_Task goal_:
Filter this material down to the lines that hold "title", copying each one.

(Saved data entries)
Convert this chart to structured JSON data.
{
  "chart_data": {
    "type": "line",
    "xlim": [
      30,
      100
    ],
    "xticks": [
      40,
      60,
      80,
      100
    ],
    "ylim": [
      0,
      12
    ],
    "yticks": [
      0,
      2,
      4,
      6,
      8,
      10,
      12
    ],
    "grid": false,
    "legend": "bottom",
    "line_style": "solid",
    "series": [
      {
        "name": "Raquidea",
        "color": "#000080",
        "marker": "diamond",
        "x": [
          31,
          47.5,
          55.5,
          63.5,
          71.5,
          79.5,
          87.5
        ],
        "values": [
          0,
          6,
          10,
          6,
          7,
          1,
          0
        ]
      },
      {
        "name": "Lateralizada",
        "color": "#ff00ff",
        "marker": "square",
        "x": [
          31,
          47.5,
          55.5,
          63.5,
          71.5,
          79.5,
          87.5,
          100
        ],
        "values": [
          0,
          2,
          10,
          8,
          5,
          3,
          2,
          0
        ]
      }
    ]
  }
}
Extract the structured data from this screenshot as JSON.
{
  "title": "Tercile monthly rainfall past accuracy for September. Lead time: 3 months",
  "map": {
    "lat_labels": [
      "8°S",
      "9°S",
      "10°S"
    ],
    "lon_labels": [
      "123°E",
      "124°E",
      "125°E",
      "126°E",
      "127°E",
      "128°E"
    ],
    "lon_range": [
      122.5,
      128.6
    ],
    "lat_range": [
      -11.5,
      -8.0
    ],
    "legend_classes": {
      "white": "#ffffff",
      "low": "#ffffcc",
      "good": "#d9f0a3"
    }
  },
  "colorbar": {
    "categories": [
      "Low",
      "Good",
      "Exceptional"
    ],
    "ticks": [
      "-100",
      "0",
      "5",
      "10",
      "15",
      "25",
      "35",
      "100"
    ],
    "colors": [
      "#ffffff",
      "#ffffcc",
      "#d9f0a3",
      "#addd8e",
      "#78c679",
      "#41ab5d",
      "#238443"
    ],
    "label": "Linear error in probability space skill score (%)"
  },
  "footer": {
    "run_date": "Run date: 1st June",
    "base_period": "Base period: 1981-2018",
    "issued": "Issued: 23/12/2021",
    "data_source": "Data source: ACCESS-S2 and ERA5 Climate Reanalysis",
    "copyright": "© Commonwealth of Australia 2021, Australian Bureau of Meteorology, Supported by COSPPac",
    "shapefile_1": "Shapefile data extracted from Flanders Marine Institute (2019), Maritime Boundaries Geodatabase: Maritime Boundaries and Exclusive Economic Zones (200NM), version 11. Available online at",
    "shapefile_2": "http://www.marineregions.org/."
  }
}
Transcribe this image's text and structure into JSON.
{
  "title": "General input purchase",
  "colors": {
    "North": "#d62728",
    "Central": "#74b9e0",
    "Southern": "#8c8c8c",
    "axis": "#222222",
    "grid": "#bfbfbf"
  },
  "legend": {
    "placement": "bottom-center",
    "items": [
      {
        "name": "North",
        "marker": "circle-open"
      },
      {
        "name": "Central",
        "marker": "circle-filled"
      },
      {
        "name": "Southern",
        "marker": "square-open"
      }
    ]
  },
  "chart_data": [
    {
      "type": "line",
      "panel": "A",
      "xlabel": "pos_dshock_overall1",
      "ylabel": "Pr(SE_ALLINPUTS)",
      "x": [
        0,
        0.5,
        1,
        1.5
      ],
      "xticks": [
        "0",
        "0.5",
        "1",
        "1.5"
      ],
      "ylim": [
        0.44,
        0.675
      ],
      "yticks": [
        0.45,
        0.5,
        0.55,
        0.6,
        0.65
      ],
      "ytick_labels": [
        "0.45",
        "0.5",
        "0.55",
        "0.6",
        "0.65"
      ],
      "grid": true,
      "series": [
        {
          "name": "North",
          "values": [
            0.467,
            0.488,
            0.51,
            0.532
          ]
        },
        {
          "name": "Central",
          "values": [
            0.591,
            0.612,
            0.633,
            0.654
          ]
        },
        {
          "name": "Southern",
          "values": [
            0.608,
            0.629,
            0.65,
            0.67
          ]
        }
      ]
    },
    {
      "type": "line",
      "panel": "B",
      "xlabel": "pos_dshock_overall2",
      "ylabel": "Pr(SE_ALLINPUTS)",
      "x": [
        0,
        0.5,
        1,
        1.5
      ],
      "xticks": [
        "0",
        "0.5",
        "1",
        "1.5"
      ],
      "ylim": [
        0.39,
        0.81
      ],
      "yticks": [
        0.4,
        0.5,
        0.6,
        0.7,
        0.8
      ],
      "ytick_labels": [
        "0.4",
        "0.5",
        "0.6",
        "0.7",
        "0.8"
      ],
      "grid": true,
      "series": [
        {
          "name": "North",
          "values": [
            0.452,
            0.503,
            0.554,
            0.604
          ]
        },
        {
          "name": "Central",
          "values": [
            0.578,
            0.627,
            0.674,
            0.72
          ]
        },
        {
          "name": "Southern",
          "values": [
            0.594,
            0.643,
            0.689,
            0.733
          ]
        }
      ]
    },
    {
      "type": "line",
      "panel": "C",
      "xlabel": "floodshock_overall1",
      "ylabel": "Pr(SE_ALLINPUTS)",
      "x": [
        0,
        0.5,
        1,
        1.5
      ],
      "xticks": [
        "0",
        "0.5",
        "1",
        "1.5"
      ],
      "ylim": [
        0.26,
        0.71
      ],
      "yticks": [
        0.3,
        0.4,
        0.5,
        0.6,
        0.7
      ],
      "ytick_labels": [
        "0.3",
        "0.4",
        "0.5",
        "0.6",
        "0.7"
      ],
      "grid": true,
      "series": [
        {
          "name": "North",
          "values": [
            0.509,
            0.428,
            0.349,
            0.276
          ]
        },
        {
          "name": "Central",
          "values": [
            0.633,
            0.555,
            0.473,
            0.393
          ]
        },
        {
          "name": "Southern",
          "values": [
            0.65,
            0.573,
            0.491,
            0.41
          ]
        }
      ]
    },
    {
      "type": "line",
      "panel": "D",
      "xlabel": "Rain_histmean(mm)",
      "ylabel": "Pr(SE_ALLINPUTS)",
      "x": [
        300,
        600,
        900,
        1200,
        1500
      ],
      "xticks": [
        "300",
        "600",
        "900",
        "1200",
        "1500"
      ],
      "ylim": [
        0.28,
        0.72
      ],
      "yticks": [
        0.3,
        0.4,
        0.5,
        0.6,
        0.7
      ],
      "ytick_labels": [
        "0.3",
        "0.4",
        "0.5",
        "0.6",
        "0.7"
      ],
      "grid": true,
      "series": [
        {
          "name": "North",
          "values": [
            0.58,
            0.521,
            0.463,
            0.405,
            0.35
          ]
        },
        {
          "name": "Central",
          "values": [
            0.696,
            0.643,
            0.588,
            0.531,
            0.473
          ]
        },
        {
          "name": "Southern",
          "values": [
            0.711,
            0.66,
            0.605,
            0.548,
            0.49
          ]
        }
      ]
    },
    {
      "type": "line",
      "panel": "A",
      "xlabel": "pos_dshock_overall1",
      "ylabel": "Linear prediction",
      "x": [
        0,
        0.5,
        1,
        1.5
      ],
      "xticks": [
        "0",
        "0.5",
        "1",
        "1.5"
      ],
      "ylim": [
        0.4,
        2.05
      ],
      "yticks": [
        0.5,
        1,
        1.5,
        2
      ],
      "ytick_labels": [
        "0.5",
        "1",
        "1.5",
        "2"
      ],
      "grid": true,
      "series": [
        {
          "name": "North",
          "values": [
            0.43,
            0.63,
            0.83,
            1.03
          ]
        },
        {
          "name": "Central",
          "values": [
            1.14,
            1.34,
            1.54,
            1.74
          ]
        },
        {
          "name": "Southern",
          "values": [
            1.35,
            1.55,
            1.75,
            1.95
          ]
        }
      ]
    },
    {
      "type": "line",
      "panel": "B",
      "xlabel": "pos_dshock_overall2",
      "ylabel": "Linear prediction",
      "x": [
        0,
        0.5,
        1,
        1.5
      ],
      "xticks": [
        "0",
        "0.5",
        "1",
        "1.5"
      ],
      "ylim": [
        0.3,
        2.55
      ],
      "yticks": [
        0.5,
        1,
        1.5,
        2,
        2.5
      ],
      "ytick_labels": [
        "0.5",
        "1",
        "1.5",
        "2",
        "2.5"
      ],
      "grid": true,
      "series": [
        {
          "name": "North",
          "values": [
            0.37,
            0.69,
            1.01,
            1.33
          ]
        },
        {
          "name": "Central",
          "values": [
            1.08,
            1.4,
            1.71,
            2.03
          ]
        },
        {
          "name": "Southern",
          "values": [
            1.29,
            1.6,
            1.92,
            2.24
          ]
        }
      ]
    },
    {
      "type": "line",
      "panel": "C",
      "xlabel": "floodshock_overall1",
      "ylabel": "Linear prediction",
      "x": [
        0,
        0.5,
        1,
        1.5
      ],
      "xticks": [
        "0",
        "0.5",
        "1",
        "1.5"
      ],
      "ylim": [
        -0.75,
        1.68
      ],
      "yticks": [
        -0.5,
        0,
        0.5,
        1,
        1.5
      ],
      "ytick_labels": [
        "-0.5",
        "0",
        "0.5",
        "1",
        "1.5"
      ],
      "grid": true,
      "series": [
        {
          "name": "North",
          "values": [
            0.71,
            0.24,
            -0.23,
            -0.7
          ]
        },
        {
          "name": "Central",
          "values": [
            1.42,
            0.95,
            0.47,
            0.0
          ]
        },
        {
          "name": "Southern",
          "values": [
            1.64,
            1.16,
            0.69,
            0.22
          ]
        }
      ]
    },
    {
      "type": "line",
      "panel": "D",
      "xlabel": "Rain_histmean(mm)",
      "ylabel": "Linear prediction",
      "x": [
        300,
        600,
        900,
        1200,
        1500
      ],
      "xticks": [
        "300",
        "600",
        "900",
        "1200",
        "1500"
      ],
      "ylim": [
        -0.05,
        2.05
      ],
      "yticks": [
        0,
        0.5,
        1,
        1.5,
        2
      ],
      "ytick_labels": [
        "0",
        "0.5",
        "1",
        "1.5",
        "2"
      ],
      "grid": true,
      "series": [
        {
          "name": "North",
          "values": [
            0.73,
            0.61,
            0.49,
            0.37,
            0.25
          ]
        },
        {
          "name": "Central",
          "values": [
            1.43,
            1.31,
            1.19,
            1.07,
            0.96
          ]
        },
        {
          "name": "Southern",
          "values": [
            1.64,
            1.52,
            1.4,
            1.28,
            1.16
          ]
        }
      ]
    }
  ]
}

_Task response_:
  "title": "Tercile monthly rainfall past accuracy for September. Lead time: 3 months",
  "title": "General input purchase",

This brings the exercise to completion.